---------- Given passage ----------

13 1 He showeth that there are gifts so excellent, which in God’s sight are not corrupt, if Charity be away: 4 and therefore he digresseth unto the commendation of it.
1 Though [a]I speak with the tongues of men and [b]Angels, and have not love, I am as sounding brass, or a [c]tinkling cymbal.
2 And though I had the gift of prophecy, and knew all secrets and all knowledge, yea, if I had all [d]faith, so that I could remove (A)mountains, and had not love, I were nothing.
3 And though I feed the poor with all my goods, and though I give my body, that I be burned, and have not love, it profiteth me nothing.
4 [e]Love [f]suffereth long: it is bountiful: love envieth not: love doth not boast itself: it is not puffed up:
5 It doth [g]no uncomely thing: it seeketh not her own thing: it is not provoked to anger: it thinketh no evil:
6 It rejoiceth not in iniquity, but [h]rejoiceth in the truth:
7 It suffereth all things: it believeth all things: it hopeth all things: it endureth all things.
8 [i]Love doth never fall away, though that prophesyings be abolished, or the tongues cease, or [j]knowledge vanish away.
9 [k]For we know in [l]part, and we prophesy in part.
10 But when that which is perfect, is come, then that which is in part shall be abolished.
11 [m]When I was a child, I spake as a child: I understood as a child, I thought as a child: but when I became a man, I put away childish things.
12 [n]For [o]now we see through a glass darkly: but then shall we see face to face. Now I know in part: but then shall I know even as I am known.

---------- Items ----------

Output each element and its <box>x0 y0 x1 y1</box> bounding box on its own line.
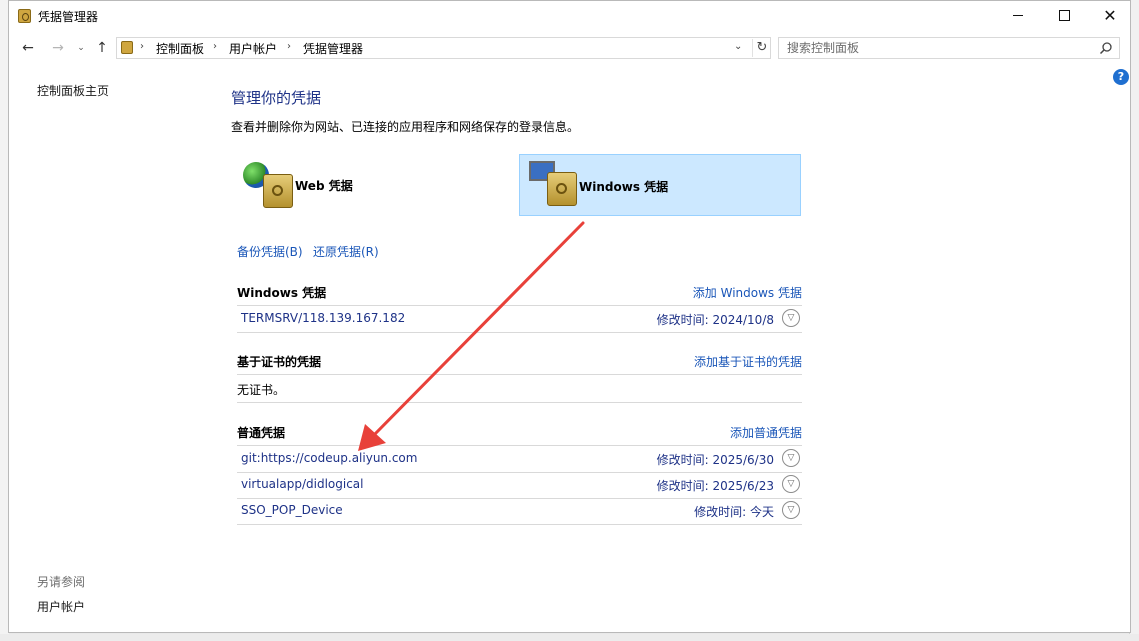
credential-name: TERMSRV/118.139.167.182 <box>241 311 406 325</box>
no-certificates-text: 无证书。 <box>237 383 286 397</box>
vault-icon <box>263 174 293 208</box>
back-button[interactable]: ← <box>19 39 37 57</box>
backup-credentials-link[interactable]: 备份凭据(B) <box>237 243 303 260</box>
credential-row[interactable]: TERMSRV/118.139.167.182 修改时间: 2024/10/8 … <box>237 306 802 332</box>
chevron-right-icon[interactable]: › <box>287 41 291 52</box>
address-bar[interactable]: › 控制面板 › 用户帐户 › 凭据管理器 ⌄ ↻ <box>116 37 771 59</box>
address-dropdown-button[interactable]: ⌄ <box>734 41 742 52</box>
breadcrumb-control-panel[interactable]: 控制面板 <box>156 40 204 57</box>
windows-credentials-heading: Windows 凭据 <box>237 286 327 300</box>
maximize-icon <box>1058 10 1070 21</box>
credential-modified: 修改时间: 今天 <box>694 505 774 519</box>
add-generic-credential-link[interactable]: 添加普通凭据 <box>730 424 802 441</box>
maximize-button[interactable] <box>1041 1 1087 32</box>
credential-modified: 修改时间: 2025/6/23 <box>656 479 774 493</box>
chevron-right-icon[interactable]: › <box>213 41 217 52</box>
background-desktop-bottom <box>0 634 1139 641</box>
windows-credentials-label: Windows 凭据 <box>579 180 669 194</box>
breadcrumb-user-accounts[interactable]: 用户帐户 <box>229 40 277 57</box>
close-button[interactable]: ✕ <box>1087 1 1133 32</box>
see-also-label: 另请参阅 <box>37 575 86 589</box>
expand-chevron-icon[interactable]: ▽ <box>782 501 800 519</box>
title-bar: 凭据管理器 ✕ <box>9 1 1130 32</box>
search-box[interactable] <box>778 37 1120 59</box>
credential-name: SSO_POP_Device <box>241 503 343 517</box>
credential-row[interactable]: git:https://codeup.aliyun.com 修改时间: 2025… <box>237 446 802 472</box>
credential-row[interactable]: SSO_POP_Device 修改时间: 今天 ▽ <box>237 498 802 524</box>
control-panel-icon <box>121 41 133 54</box>
web-credentials-tile[interactable]: Web 凭据 <box>237 154 519 216</box>
control-panel-home-link[interactable]: 控制面板主页 <box>37 82 109 99</box>
help-icon[interactable]: ? <box>1113 69 1129 85</box>
breadcrumb-credential-manager[interactable]: 凭据管理器 <box>303 40 363 57</box>
refresh-button[interactable]: ↻ <box>752 39 771 57</box>
search-icon[interactable] <box>1099 41 1113 55</box>
restore-credentials-link[interactable]: 还原凭据(R) <box>313 243 379 260</box>
close-icon: ✕ <box>1103 6 1117 25</box>
divider <box>237 332 802 333</box>
add-certificate-credential-link[interactable]: 添加基于证书的凭据 <box>694 353 802 370</box>
credential-row[interactable]: virtualapp/didlogical 修改时间: 2025/6/23 ▽ <box>237 472 802 498</box>
chevron-right-icon[interactable]: › <box>140 41 144 52</box>
expand-chevron-icon[interactable]: ▽ <box>782 309 800 327</box>
minimize-button[interactable] <box>995 1 1041 32</box>
recent-locations-button[interactable]: ⌄ <box>72 39 90 57</box>
user-accounts-link[interactable]: 用户帐户 <box>37 598 85 615</box>
add-windows-credential-link[interactable]: 添加 Windows 凭据 <box>693 284 802 301</box>
divider <box>237 402 802 403</box>
page-description: 查看并删除你为网站、已连接的应用程序和网络保存的登录信息。 <box>231 120 580 134</box>
search-input[interactable] <box>785 40 1089 56</box>
divider <box>237 374 802 375</box>
credential-manager-icon <box>18 9 31 23</box>
expand-chevron-icon[interactable]: ▽ <box>782 475 800 493</box>
credential-manager-window: 凭据管理器 ✕ ← → ⌄ ↑ › 控制面板 › 用户帐户 › 凭据管理器 ⌄ … <box>8 0 1131 633</box>
credential-name: git:https://codeup.aliyun.com <box>241 451 418 465</box>
generic-credentials-heading: 普通凭据 <box>237 426 286 440</box>
forward-button[interactable]: → <box>49 39 67 57</box>
up-button[interactable]: ↑ <box>93 39 111 57</box>
credential-name: virtualapp/didlogical <box>241 477 364 491</box>
credential-modified: 修改时间: 2024/10/8 <box>656 313 774 327</box>
windows-credentials-tile[interactable]: Windows 凭据 <box>519 154 801 216</box>
expand-chevron-icon[interactable]: ▽ <box>782 449 800 467</box>
minimize-icon <box>1013 15 1023 16</box>
page-title: 管理你的凭据 <box>231 89 322 107</box>
vault-icon <box>547 172 577 206</box>
window-title: 凭据管理器 <box>38 10 99 24</box>
credential-modified: 修改时间: 2025/6/30 <box>656 453 774 467</box>
web-credentials-label: Web 凭据 <box>295 179 353 193</box>
certificate-credentials-heading: 基于证书的凭据 <box>237 355 322 369</box>
divider <box>237 524 802 525</box>
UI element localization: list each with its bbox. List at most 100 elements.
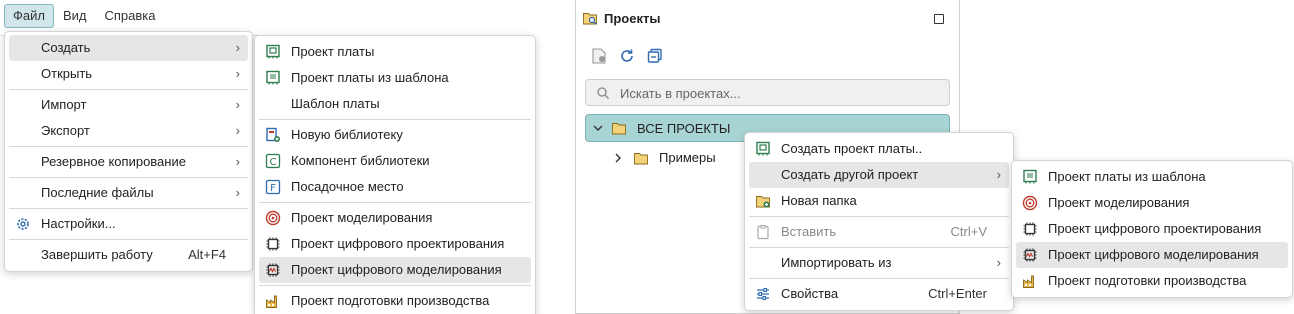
menu-item-simulation[interactable]: Проект моделирования <box>1016 190 1288 216</box>
refresh-icon[interactable] <box>618 47 636 65</box>
menu-item-recent[interactable]: Последние файлы › <box>9 180 248 206</box>
menubar: Файл Вид Справка <box>0 0 165 32</box>
menu-item-digital-simulation[interactable]: Проект цифрового моделирования <box>1016 242 1288 268</box>
menu-item-create[interactable]: Создать › <box>9 35 248 61</box>
collapse-all-icon[interactable] <box>646 47 664 65</box>
menu-item-manufacturing[interactable]: Проект подготовки производства <box>1016 268 1288 294</box>
menu-item-backup[interactable]: Резервное копирование › <box>9 149 248 175</box>
menu-item-label: Проект подготовки производства <box>1048 273 1247 288</box>
menu-file[interactable]: Файл <box>4 4 54 28</box>
chevron-right-icon: › <box>235 154 240 169</box>
menu-item-digital-simulation-project[interactable]: Проект цифрового моделирования <box>259 257 531 283</box>
menu-item-new-folder[interactable]: Новая папка <box>749 188 1009 214</box>
paste-icon <box>757 225 769 240</box>
factory-icon <box>266 295 277 308</box>
menu-item-board-from-template[interactable]: Проект платы из шаблона <box>259 65 531 91</box>
new-project-icon[interactable] <box>590 47 608 65</box>
menu-item-library-component[interactable]: C Компонент библиотеки <box>259 148 531 174</box>
gear-icon <box>17 218 29 230</box>
svg-text:C: C <box>270 157 277 168</box>
menu-item-create-other[interactable]: Создать другой проект › <box>749 162 1009 188</box>
menu-item-board-project[interactable]: Проект платы <box>259 39 531 65</box>
menu-item-board-template[interactable]: Шаблон платы <box>259 91 531 117</box>
menu-item-settings[interactable]: Настройки... <box>9 211 248 237</box>
chevron-right-icon: › <box>235 123 240 138</box>
separator <box>749 216 1009 217</box>
board-template-icon <box>1023 169 1037 184</box>
separator <box>259 285 531 286</box>
sliders-icon <box>757 287 769 301</box>
menu-item-import-from[interactable]: Импортировать из › <box>749 250 1009 276</box>
search-icon <box>597 87 609 99</box>
menu-item-label: Свойства <box>781 286 839 301</box>
menu-item-properties[interactable]: Свойства Ctrl+Enter <box>749 281 1009 307</box>
board-icon <box>756 141 770 156</box>
project-search <box>585 79 950 106</box>
menu-item-label: Импорт <box>41 97 87 112</box>
menu-item-label: Проект платы <box>291 44 375 59</box>
menu-item-label: Посадочное место <box>291 179 404 194</box>
menu-item-board-from-template[interactable]: Проект платы из шаблона <box>1016 164 1288 190</box>
menu-item-label: Проект платы из шаблона <box>291 70 449 85</box>
chip-icon <box>266 237 280 251</box>
menu-item-create-board[interactable]: Создать проект платы.. <box>749 136 1009 162</box>
chevron-right-icon: › <box>996 255 1001 270</box>
menu-item-label: Последние файлы <box>41 185 154 200</box>
menu-item-label: Проект цифрового проектирования <box>291 236 505 251</box>
svg-text:F: F <box>270 183 276 194</box>
simulation-icon <box>1022 195 1038 211</box>
folder-icon <box>634 153 648 165</box>
chevron-down-icon[interactable] <box>592 122 604 134</box>
file-menu: Создать › Открыть › Импорт › Экспорт › Резер… <box>4 31 253 272</box>
board-icon <box>266 44 280 59</box>
menu-item-label: Новую библиотеку <box>291 127 403 142</box>
board-template-icon <box>266 70 280 85</box>
separator <box>9 239 248 240</box>
shortcut-label: Alt+F4 <box>188 247 226 262</box>
shortcut-label: Ctrl+V <box>950 224 987 239</box>
menu-item-label: Проект платы из шаблона <box>1048 169 1206 184</box>
menu-item-label: Проект цифрового проектирования <box>1048 221 1262 236</box>
tree-item-label: ВСЕ ПРОЕКТЫ <box>637 121 731 136</box>
menu-item-label: Экспорт <box>41 123 90 138</box>
menu-item-label: Создать проект платы.. <box>781 141 923 156</box>
simulation-icon <box>265 210 281 226</box>
panel-title: Проекты <box>604 11 661 26</box>
folder-icon <box>612 123 626 135</box>
menu-item-open[interactable]: Открыть › <box>9 61 248 87</box>
menu-item-exit[interactable]: Завершить работу Alt+F4 <box>9 242 248 268</box>
menu-item-manufacturing-project[interactable]: Проект подготовки производства <box>259 288 531 314</box>
library-icon <box>266 127 280 142</box>
menu-item-export[interactable]: Экспорт › <box>9 118 248 144</box>
menu-item-footprint[interactable]: F Посадочное место <box>259 174 531 200</box>
menu-help[interactable]: Справка <box>96 4 165 28</box>
menu-item-label: Проект подготовки производства <box>291 293 490 308</box>
separator <box>749 278 1009 279</box>
separator <box>9 208 248 209</box>
chevron-right-icon: › <box>996 167 1001 182</box>
menu-item-label: Создать другой проект <box>781 167 919 182</box>
menu-item-digital-design-project[interactable]: Проект цифрового проектирования <box>259 231 531 257</box>
menu-item-label: Компонент библиотеки <box>291 153 430 168</box>
chip-wave-icon <box>266 263 280 277</box>
chip-icon <box>1023 222 1037 236</box>
menu-item-new-library[interactable]: Новую библиотеку <box>259 122 531 148</box>
projects-icon <box>583 13 597 25</box>
menu-item-digital-design[interactable]: Проект цифрового проектирования <box>1016 216 1288 242</box>
separator <box>9 89 248 90</box>
menu-item-paste[interactable]: Вставить Ctrl+V <box>749 219 1009 245</box>
menu-view[interactable]: Вид <box>54 4 96 28</box>
menu-item-label: Импортировать из <box>781 255 892 270</box>
menu-item-label: Новая папка <box>781 193 857 208</box>
menu-item-label: Проект моделирования <box>291 210 433 225</box>
menu-item-label: Шаблон платы <box>291 96 380 111</box>
chevron-right-icon[interactable] <box>612 152 624 164</box>
menu-item-label: Создать <box>41 40 91 55</box>
component-icon: C <box>265 153 281 169</box>
search-input[interactable] <box>620 84 940 102</box>
shortcut-label: Ctrl+Enter <box>928 286 987 301</box>
chevron-right-icon: › <box>235 97 240 112</box>
menu-item-import[interactable]: Импорт › <box>9 92 248 118</box>
maximize-button[interactable] <box>934 14 944 24</box>
menu-item-simulation-project[interactable]: Проект моделирования <box>259 205 531 231</box>
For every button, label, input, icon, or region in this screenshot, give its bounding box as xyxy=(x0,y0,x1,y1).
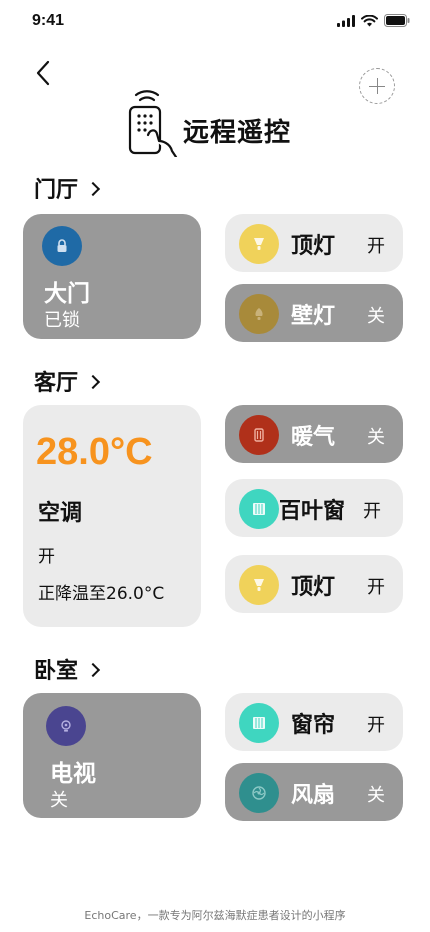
device-state: 关 xyxy=(367,306,385,327)
footer-text: EchoCare，一款专为阿尔兹海默症患者设计的小程序 xyxy=(84,909,346,922)
add-device-button[interactable] xyxy=(359,68,395,104)
status-icons xyxy=(337,14,410,27)
ceiling-light-icon xyxy=(239,565,279,605)
device-name: 百叶窗 xyxy=(279,499,346,524)
room-name: 卧室 xyxy=(34,659,79,684)
page-title: 远程遥控 xyxy=(183,118,292,148)
room-header-entrance[interactable]: 门厅 xyxy=(34,172,101,204)
device-wall-light[interactable]: 壁灯 关 xyxy=(225,284,403,342)
curtain-icon xyxy=(239,703,279,743)
door-name: 大门 xyxy=(44,281,90,307)
chevron-right-icon xyxy=(85,181,101,197)
ac-temperature: 28.0°C xyxy=(36,431,153,473)
device-state: 开 xyxy=(367,715,385,736)
device-heater[interactable]: 暖气 关 xyxy=(225,405,403,463)
blinds-icon xyxy=(239,489,279,529)
chevron-right-icon xyxy=(85,374,101,390)
device-ceiling-light-entrance[interactable]: 顶灯 开 xyxy=(225,214,403,272)
ac-mode: 正降温至26.0°C xyxy=(38,584,165,604)
device-state: 关 xyxy=(367,427,385,448)
device-name: 暖气 xyxy=(291,425,336,450)
device-ceiling-light-living-room[interactable]: 顶灯 开 xyxy=(225,555,403,613)
tv-card[interactable]: 电视 关 xyxy=(23,693,201,818)
lock-icon xyxy=(42,226,82,266)
device-fan[interactable]: 风扇 关 xyxy=(225,763,403,821)
tv-icon xyxy=(46,706,86,746)
wifi-icon xyxy=(361,14,378,26)
chevron-left-icon xyxy=(36,60,50,86)
ac-name: 空调 xyxy=(38,501,83,526)
room-header-bedroom[interactable]: 卧室 xyxy=(34,653,101,685)
heater-icon xyxy=(239,415,279,455)
wall-light-icon xyxy=(239,294,279,334)
device-name: 顶灯 xyxy=(291,575,336,600)
cellular-signal-icon xyxy=(337,14,355,27)
air-conditioner-card[interactable]: 28.0°C 空调 开 正降温至26.0°C xyxy=(23,405,201,627)
device-state: 开 xyxy=(367,236,385,257)
fan-icon xyxy=(239,773,279,813)
door-state: 已锁 xyxy=(44,310,80,331)
tv-state: 关 xyxy=(50,790,68,811)
ceiling-light-icon xyxy=(239,224,279,264)
chevron-right-icon xyxy=(85,662,101,678)
back-button[interactable] xyxy=(30,58,58,88)
device-state: 开 xyxy=(363,501,381,522)
room-header-living-room[interactable]: 客厅 xyxy=(34,365,101,397)
tv-name: 电视 xyxy=(50,761,96,787)
device-curtain[interactable]: 窗帘 开 xyxy=(225,693,403,751)
device-state: 开 xyxy=(367,577,385,598)
status-time: 9:41 xyxy=(32,12,65,29)
room-name: 门厅 xyxy=(34,178,79,203)
device-name: 壁灯 xyxy=(291,304,336,329)
device-name: 顶灯 xyxy=(291,234,336,259)
status-bar: 9:41 xyxy=(0,0,430,44)
device-name: 风扇 xyxy=(291,783,336,808)
device-blinds[interactable]: 百叶窗 开 xyxy=(225,479,403,537)
room-name: 客厅 xyxy=(34,371,79,396)
ac-power-state: 开 xyxy=(38,547,55,567)
door-card[interactable]: 大门 已锁 xyxy=(23,214,201,339)
remote-control-icon xyxy=(128,90,178,157)
battery-icon xyxy=(384,14,410,27)
device-name: 窗帘 xyxy=(291,713,336,738)
device-state: 关 xyxy=(367,785,385,806)
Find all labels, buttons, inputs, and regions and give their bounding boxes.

----------

> **Instructions**:
1 > Decide whether each statement agrees with the passage on love, answering yes or no and quoting the deciding words: (a) love is said to envy not; (b) love is said to be provoked to anger; (c) on becoming a man, the speaker kept childish things.
2 > Write down the passage on love exactly, starting with "8 [i]Love doth" and going on through "away childish things.".
3 > In the passage on love, how is it said that we now see?

> **The solutions**:
1 >
(a) Yes: "love envieth not"
(b) No: "it is not provoked to anger"
(c) No: "when I became a man, I put away childish things"

2 >
8 [i]Love doth never fall away, though that prophesyings be abolished, or the tongues cease, or [j]knowledge vanish away.
9 [k]For we know in [l]part, and we prophesy in part.
10 But when that which is perfect, is come, then that which is in part shall be abolished.
11 [m]When I was a child, I spake as a child: I understood as a child, I thought as a child: but when I became a man, I put away childish things.

3 > Through a glass darkly.